EXERCISE PROMPT:
Your copy of the material below should match it exactly, except that it holds no pictures.

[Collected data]
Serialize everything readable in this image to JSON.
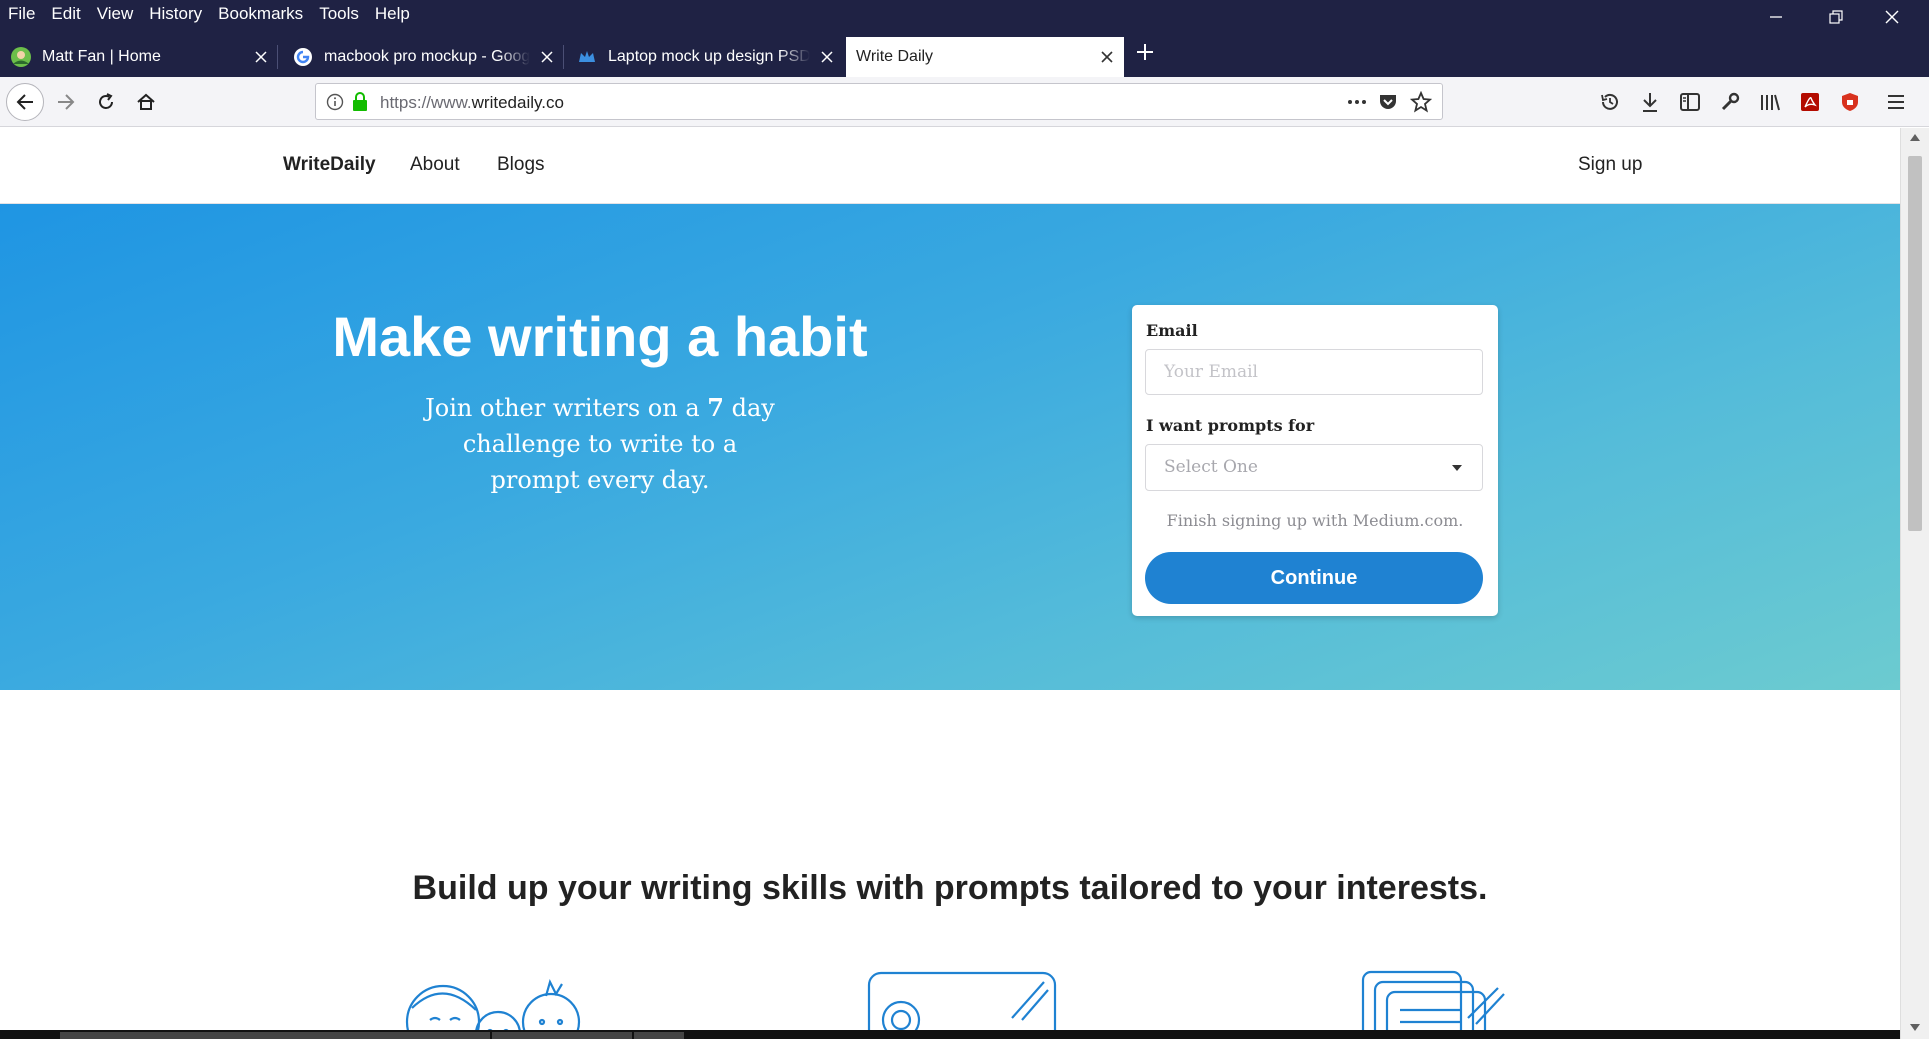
{
  "menubar": {
    "items": [
      "File",
      "Edit",
      "View",
      "History",
      "Bookmarks",
      "Tools",
      "Help"
    ]
  },
  "tabs": [
    {
      "title": "Matt Fan | Home",
      "icon": "avatar-favicon-icon"
    },
    {
      "title": "macbook pro mockup - Google",
      "icon": "google-favicon-icon"
    },
    {
      "title": "Laptop mock up design PSD file",
      "icon": "crown-favicon-icon"
    },
    {
      "title": "Write Daily",
      "icon": "none"
    }
  ],
  "urlbar": {
    "prefix": "https://www.",
    "domain": "writedaily.co"
  },
  "site": {
    "brand": "WriteDaily",
    "nav": [
      "About",
      "Blogs"
    ],
    "signup": "Sign up"
  },
  "hero": {
    "title": "Make writing a habit",
    "subtitle_pre": "Join other writers on a ",
    "subtitle_bold": "7",
    "subtitle_post": " day challenge to write to a prompt every day."
  },
  "form": {
    "email_label": "Email",
    "email_placeholder": "Your Email",
    "prompts_label": "I want prompts for",
    "select_value": "Select One",
    "note": "Finish signing up with Medium.com.",
    "submit": "Continue"
  },
  "section": {
    "heading_pre": "Build up your writing skills with prompts tailored to ",
    "heading_bold": "your interests."
  },
  "colors": {
    "chrome": "#1f2244",
    "hero_start": "#1f95e3",
    "hero_end": "#6ccbd0",
    "accent": "#1f82d2",
    "illustration": "#1f82d2"
  }
}
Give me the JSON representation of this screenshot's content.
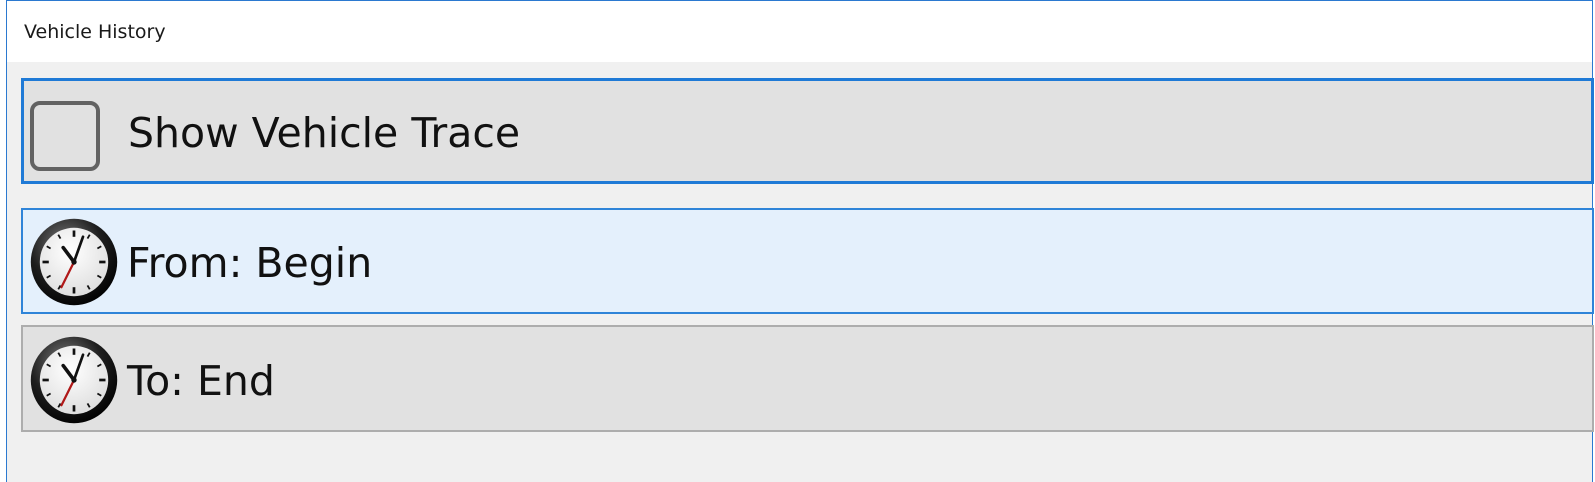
{
  "window": {
    "title": "Vehicle History"
  },
  "trace": {
    "label": "Show Vehicle Trace",
    "checked": false
  },
  "from": {
    "label": "From: Begin",
    "icon": "clock-icon"
  },
  "to": {
    "label": "To: End",
    "icon": "clock-icon"
  },
  "colors": {
    "focus_border": "#1f7ad6",
    "selected_bg": "#e4f0fc",
    "row_bg": "#e1e1e1",
    "window_bg": "#f0f0f0"
  }
}
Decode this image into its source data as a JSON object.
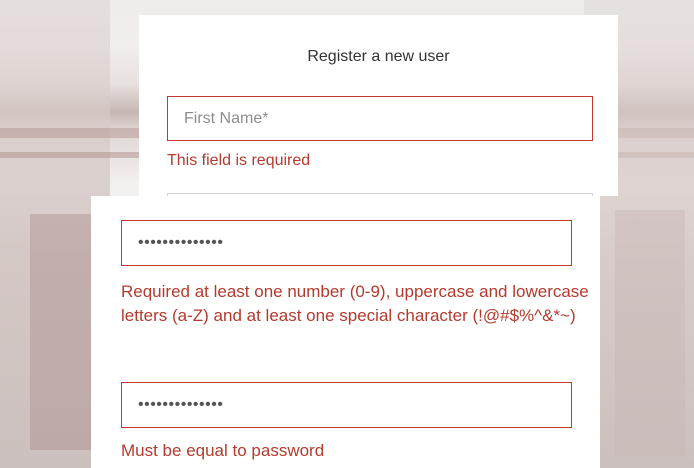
{
  "form": {
    "title": "Register a new user",
    "first_name": {
      "placeholder": "First Name*",
      "error": "This field is required"
    },
    "password": {
      "value": "••••••••••••••",
      "error": "Required at least one number (0-9), uppercase and lowercase letters (a-Z) and at least one special character (!@#$%^&*~)"
    },
    "confirm_password": {
      "value": "••••••••••••••",
      "error": "Must be equal to password"
    }
  },
  "colors": {
    "error": "#b23b2f",
    "field_border": "#c0392b",
    "background": "#ffffff"
  }
}
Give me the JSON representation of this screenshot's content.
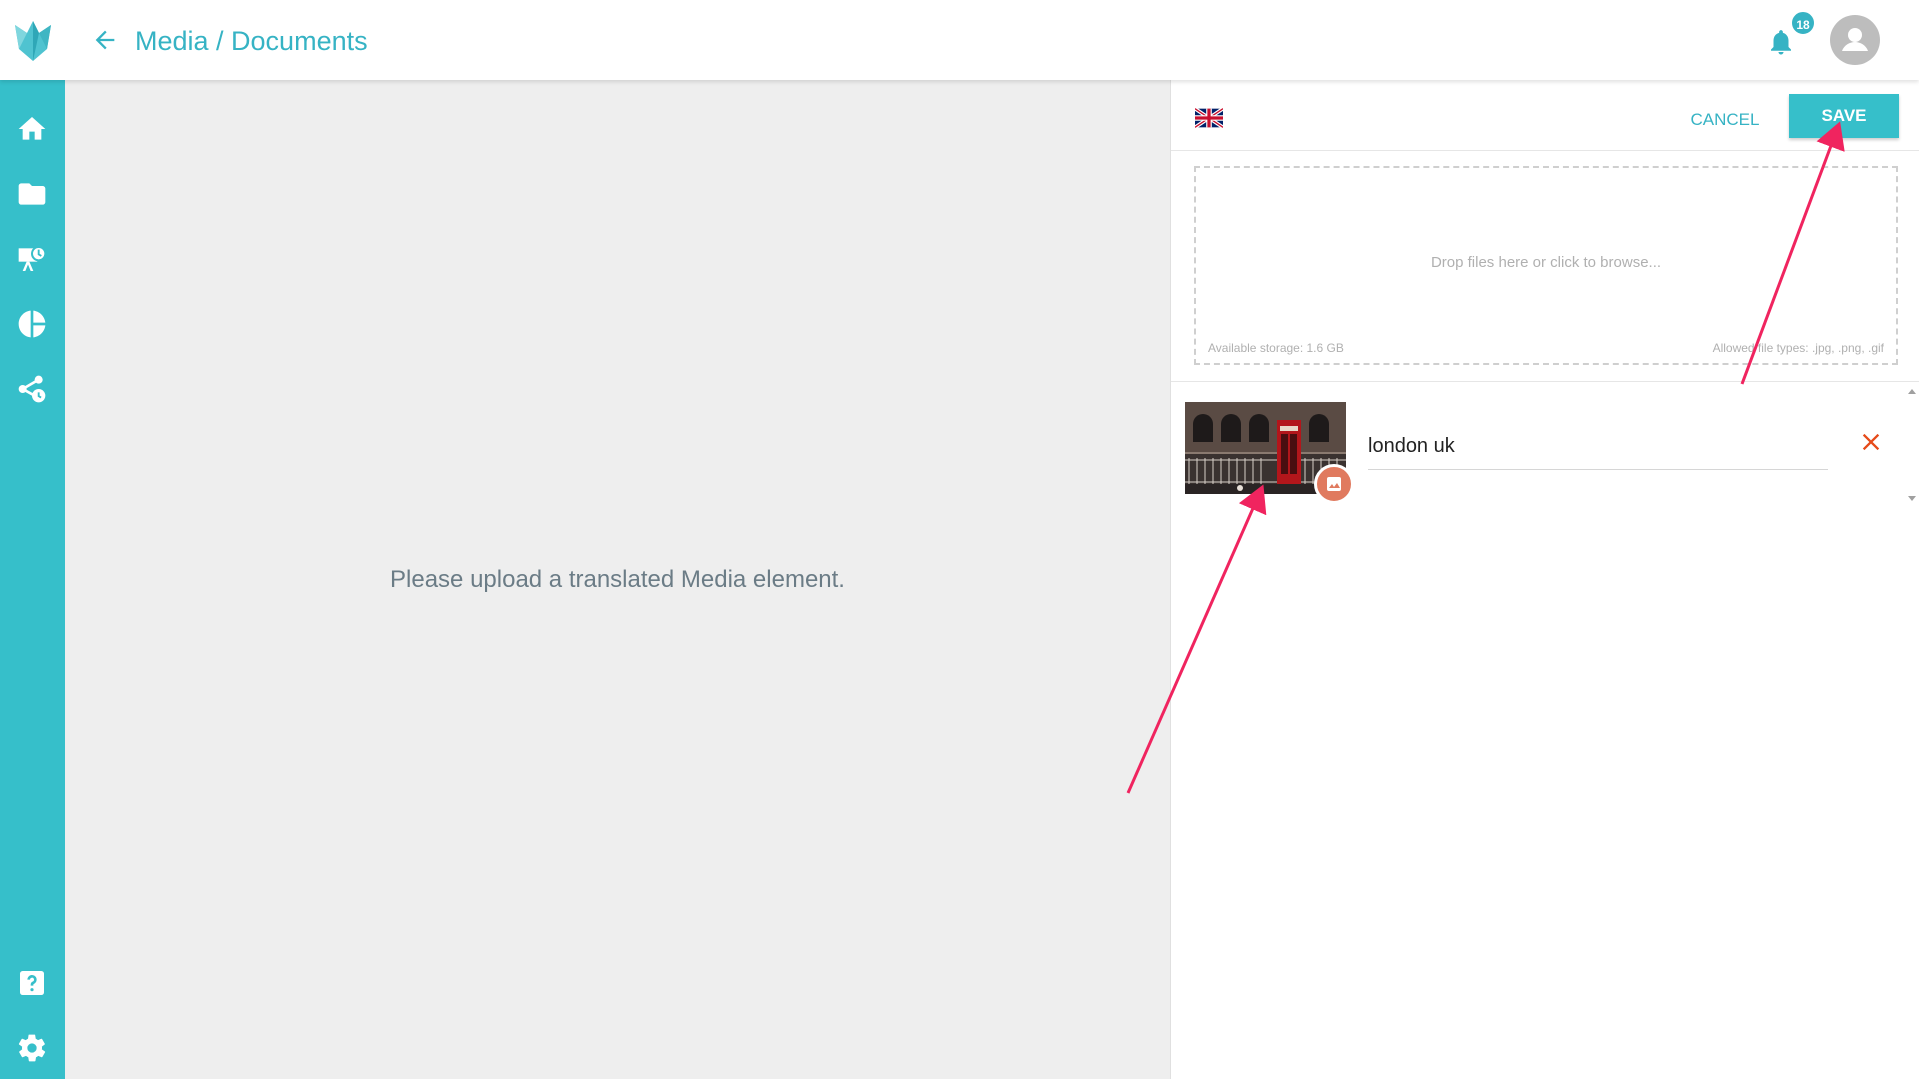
{
  "header": {
    "breadcrumb": "Media / Documents",
    "notification_count": "18"
  },
  "icons": {
    "logo": "fox-logo-icon",
    "back": "arrow-left-icon",
    "bell": "bell-icon",
    "avatar": "user-avatar-icon"
  },
  "sidebar": {
    "items": [
      {
        "name": "home",
        "icon": "home-icon"
      },
      {
        "name": "media",
        "icon": "folder-icon"
      },
      {
        "name": "presentations",
        "icon": "presentation-clock-icon"
      },
      {
        "name": "analytics",
        "icon": "pie-chart-icon"
      },
      {
        "name": "share",
        "icon": "share-clock-icon"
      }
    ],
    "bottom": [
      {
        "name": "help",
        "icon": "help-icon"
      },
      {
        "name": "settings",
        "icon": "gear-icon"
      }
    ]
  },
  "main": {
    "message": "Please upload a translated Media element."
  },
  "panel": {
    "language_flag": "uk-flag-icon",
    "cancel_label": "CANCEL",
    "save_label": "SAVE",
    "dropzone": {
      "text": "Drop files here or click to browse...",
      "storage": "Available storage: 1.6 GB",
      "types": "Allowed file types: .jpg, .png, .gif"
    },
    "files": [
      {
        "name": "london uk",
        "thumbnail": "london-phone-box-photo"
      }
    ]
  },
  "colors": {
    "accent": "#36bfca",
    "text_accent": "#36b3c4",
    "remove": "#e64a19",
    "image_badge": "#e07a5f",
    "annotation_arrow": "#f0245f"
  }
}
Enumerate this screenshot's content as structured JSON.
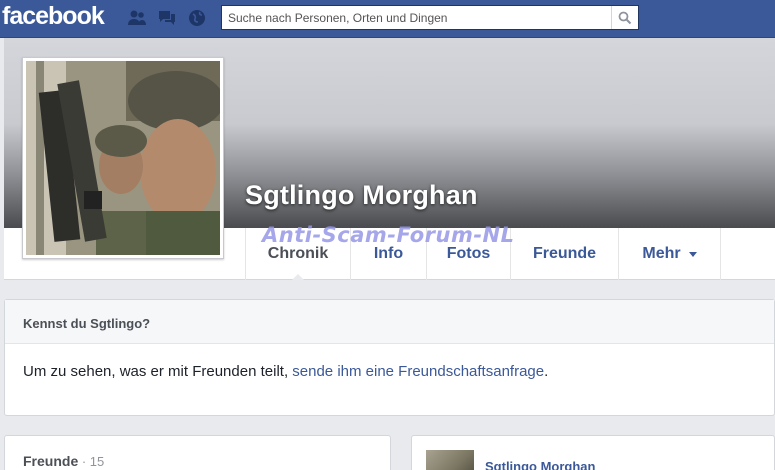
{
  "topbar": {
    "logo": "facebook",
    "search_placeholder": "Suche nach Personen, Orten und Dingen",
    "icons": [
      "friend-requests-icon",
      "messages-icon",
      "notifications-globe-icon",
      "search-icon"
    ]
  },
  "profile": {
    "name": "Sgtlingo Morghan",
    "watermark": "Anti-Scam-Forum-NL"
  },
  "tabs": [
    {
      "label": "Chronik",
      "active": true
    },
    {
      "label": "Info",
      "active": false
    },
    {
      "label": "Fotos",
      "active": false
    },
    {
      "label": "Freunde",
      "active": false
    },
    {
      "label": "Mehr",
      "active": false
    }
  ],
  "know_panel": {
    "title": "Kennst du Sgtlingo?",
    "text_before": "Um zu sehen, was er mit Freunden teilt, ",
    "link": "sende ihm eine Freundschaftsanfrage",
    "text_after": "."
  },
  "friends_panel": {
    "label": "Freunde",
    "separator": " · ",
    "count": "15"
  },
  "post": {
    "author": "Sgtlingo Morghan"
  },
  "colors": {
    "brand_blue": "#3b5998",
    "background": "#e9eaed"
  }
}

WRITTEN SOLUTION:
Serialize everything readable in this image to JSON.
{
  "menubar": {
    "items": [
      "File",
      "Edit",
      "View",
      "History",
      "Bookmarks",
      "Tools",
      "Help"
    ]
  },
  "tabs": [
    {
      "title": "Matt Fan | Home",
      "icon": "avatar-favicon-icon"
    },
    {
      "title": "macbook pro mockup - Google",
      "icon": "google-favicon-icon"
    },
    {
      "title": "Laptop mock up design PSD file",
      "icon": "crown-favicon-icon"
    },
    {
      "title": "Write Daily",
      "icon": "none"
    }
  ],
  "urlbar": {
    "prefix": "https://www.",
    "domain": "writedaily.co"
  },
  "site": {
    "brand": "WriteDaily",
    "nav": [
      "About",
      "Blogs"
    ],
    "signup": "Sign up"
  },
  "hero": {
    "title": "Make writing a habit",
    "subtitle_pre": "Join other writers on a ",
    "subtitle_bold": "7",
    "subtitle_post": " day challenge to write to a prompt every day."
  },
  "form": {
    "email_label": "Email",
    "email_placeholder": "Your Email",
    "prompts_label": "I want prompts for",
    "select_value": "Select One",
    "note": "Finish signing up with Medium.com.",
    "submit": "Continue"
  },
  "section": {
    "heading_pre": "Build up your writing skills with prompts tailored to ",
    "heading_bold": "your interests."
  },
  "colors": {
    "chrome": "#1f2244",
    "hero_start": "#1f95e3",
    "hero_end": "#6ccbd0",
    "accent": "#1f82d2",
    "illustration": "#1f82d2"
  }
}
Give me the JSON representation of this screenshot's content.
{
  "window": {
    "title": "Vehicle History"
  },
  "trace": {
    "label": "Show Vehicle Trace",
    "checked": false
  },
  "from": {
    "label": "From: Begin",
    "icon": "clock-icon"
  },
  "to": {
    "label": "To: End",
    "icon": "clock-icon"
  },
  "colors": {
    "focus_border": "#1f7ad6",
    "selected_bg": "#e4f0fc",
    "row_bg": "#e1e1e1",
    "window_bg": "#f0f0f0"
  }
}
Decode this image into its source data as a JSON object.
{
  "form": {
    "title": "Register a new user",
    "first_name": {
      "placeholder": "First Name*",
      "error": "This field is required"
    },
    "password": {
      "value": "••••••••••••••",
      "error": "Required at least one number (0-9), uppercase and lowercase letters (a-Z) and at least one special character (!@#$%^&*~)"
    },
    "confirm_password": {
      "value": "••••••••••••••",
      "error": "Must be equal to password"
    }
  },
  "colors": {
    "error": "#b23b2f",
    "field_border": "#c0392b",
    "background": "#ffffff"
  }
}
Give me the JSON representation of this screenshot's content.
{
  "header": {
    "breadcrumb": "Media / Documents",
    "notification_count": "18"
  },
  "icons": {
    "logo": "fox-logo-icon",
    "back": "arrow-left-icon",
    "bell": "bell-icon",
    "avatar": "user-avatar-icon"
  },
  "sidebar": {
    "items": [
      {
        "name": "home",
        "icon": "home-icon"
      },
      {
        "name": "media",
        "icon": "folder-icon"
      },
      {
        "name": "presentations",
        "icon": "presentation-clock-icon"
      },
      {
        "name": "analytics",
        "icon": "pie-chart-icon"
      },
      {
        "name": "share",
        "icon": "share-clock-icon"
      }
    ],
    "bottom": [
      {
        "name": "help",
        "icon": "help-icon"
      },
      {
        "name": "settings",
        "icon": "gear-icon"
      }
    ]
  },
  "main": {
    "message": "Please upload a translated Media element."
  },
  "panel": {
    "language_flag": "uk-flag-icon",
    "cancel_label": "CANCEL",
    "save_label": "SAVE",
    "dropzone": {
      "text": "Drop files here or click to browse...",
      "storage": "Available storage: 1.6 GB",
      "types": "Allowed file types: .jpg, .png, .gif"
    },
    "files": [
      {
        "name": "london uk",
        "thumbnail": "london-phone-box-photo"
      }
    ]
  },
  "colors": {
    "accent": "#36bfca",
    "text_accent": "#36b3c4",
    "remove": "#e64a19",
    "image_badge": "#e07a5f",
    "annotation_arrow": "#f0245f"
  }
}
Enumerate this screenshot's content as structured JSON.
{
  "topbar": {
    "logo": "facebook",
    "search_placeholder": "Suche nach Personen, Orten und Dingen",
    "icons": [
      "friend-requests-icon",
      "messages-icon",
      "notifications-globe-icon",
      "search-icon"
    ]
  },
  "profile": {
    "name": "Sgtlingo Morghan",
    "watermark": "Anti-Scam-Forum-NL"
  },
  "tabs": [
    {
      "label": "Chronik",
      "active": true
    },
    {
      "label": "Info",
      "active": false
    },
    {
      "label": "Fotos",
      "active": false
    },
    {
      "label": "Freunde",
      "active": false
    },
    {
      "label": "Mehr",
      "active": false
    }
  ],
  "know_panel": {
    "title": "Kennst du Sgtlingo?",
    "text_before": "Um zu sehen, was er mit Freunden teilt, ",
    "link": "sende ihm eine Freundschaftsanfrage",
    "text_after": "."
  },
  "friends_panel": {
    "label": "Freunde",
    "separator": " · ",
    "count": "15"
  },
  "post": {
    "author": "Sgtlingo Morghan"
  },
  "colors": {
    "brand_blue": "#3b5998",
    "background": "#e9eaed"
  }
}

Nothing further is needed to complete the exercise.